* start Document section *

With his permission, I am sharing my responses to his questions:

CS: How do you see the situation of the universities from a pedagogical point view? I’m thinking in the situation of teaching-learning processes inside these big institutions.

JM: From a pedagogical viewpoint, universities have invested too much in a monocultural approach to education. Most universities are using the same methods to teach all the same stuff. This is very dangerous as the world is changing so quickly that entire fields and bodies of knowledge risk being outdated/outmoded very quickly.

I believe that we need to start to expand the ecology of options that we have in higher education, including pedagogical approaches. Otherwise, we run the risk of failing universally.

CS: Why do you think it’s so difficult to change the teaching-learning practices in the universities?

JM: I think change is difficult within universities because we rely heavily on academic “traditions” that are built on faulty assumptions of teaching and learning. Some of most troubling assumptions (which are not based on science) include:

  • Motivation: We assume students must be externally motivated to learn, otherwise they would not learn anything. This is akin to assuming the natural state of humans is laziness and non-curious.
  • Age segregation: We assume people learn best when segregated by age or ability. We tend to compartmentalize education into certain discrete levels (i.e., primary, secondary, and tertiary education), and further segregate students by age. There is very little reason to support this practice, and evidence suggests that cross age/ability integration enhances students’ learning.
  • Power structures: We assume that the only “qualified” knowledge generators are the teachers at the head of the classroom, who download knowledge into students’ heads. In today’s world where the magnitude of change is accelerating at an exponential pace, information and knowledge is always in flux. Rather than relying on static “experts,” we need to start recognizing and attending to new power structures where we all serve as co-learners and co-teachers.

The good news is that “traditions” are things that we invent all the time. I am optimistic that we can create new traditions that are relevant to modern society.

CS: How can we improve the teaching-learning processes in the universities?

JM: I think we should look at new uses for software and social technologies to enable all participants at universities to become life-long co-teachers as well as co-learners. This means that students (and teachers) need to stop behaving as consumers of education, but become creators, producers, and prosumers. At the same time, learning needs to become more immersive and personally-meaningful (subjective experiences) to each learner. This means that we are likely to not have one master narrative for learning at universities, but we may have many different ones, enabling students and faculty to express themselves as postdisciplinary knowledge experts (possessing unique knowledge at the individual level).

CS: Could you please indicate three (3) innovative/disruptive teaching-learning experiences? They could be single practices (i.e. flip teaching) or institutional ones (i.e. Coursera).

* end Document section *
* start Material *

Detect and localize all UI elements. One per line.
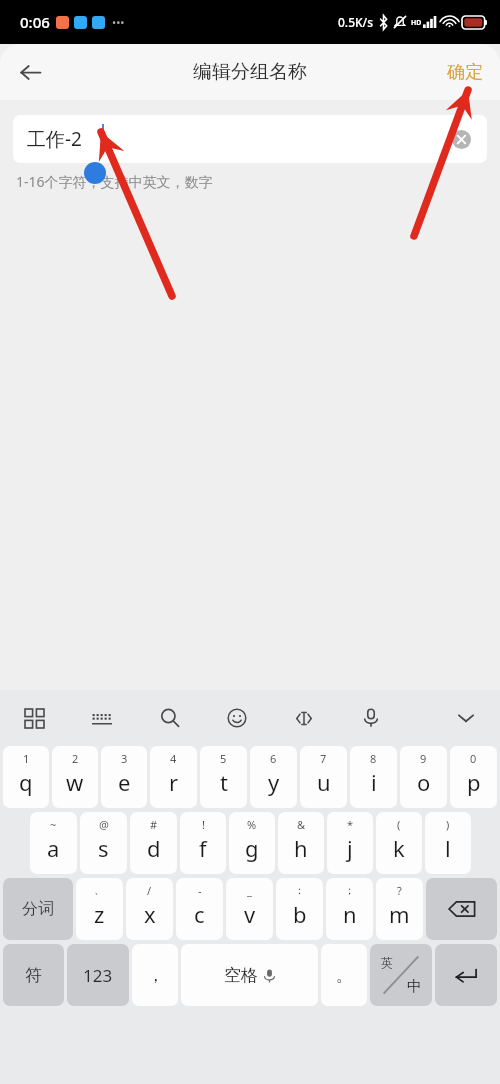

* end Material *

▸ **Task list**:
**A)** In the interview on university teaching, switch "monocultural" to "uniform" and write out the passage that begins at the words "With his permission, I" and stops after "practices in the universities?".
**B)** In the interview on university teaching, what does JM say evidence suggests about cross age/ability integration?
**C)** Can you translate this sentence from the interview on university teaching into Spanish: "The good news is that “traditions” are things that we invent all the time."
The material is separate from the interview on university teaching.

▸ **Outputs in order**:
**A)**
With his permission, I am sharing my responses to his questions:

CS: How do you see the situation of the universities from a pedagogical point view? I’m thinking in the situation of teaching-learning processes inside these big institutions.

JM: From a pedagogical viewpoint, universities have invested too much in a uniform approach to education. Most universities are using the same methods to teach all the same stuff. This is very dangerous as the world is changing so quickly that entire fields and bodies of knowledge risk being outdated/outmoded very quickly.

I believe that we need to start to expand the ecology of options that we have in higher education, including pedagogical approaches. Otherwise, we run the risk of failing universally.

CS: Why do you think it’s so difficult to change the teaching-learning practices in the universities?

**B)** It enhances students' learning.

**C)** La buena noticia es que las «tradiciones» son cosas que inventamos todo el tiempo.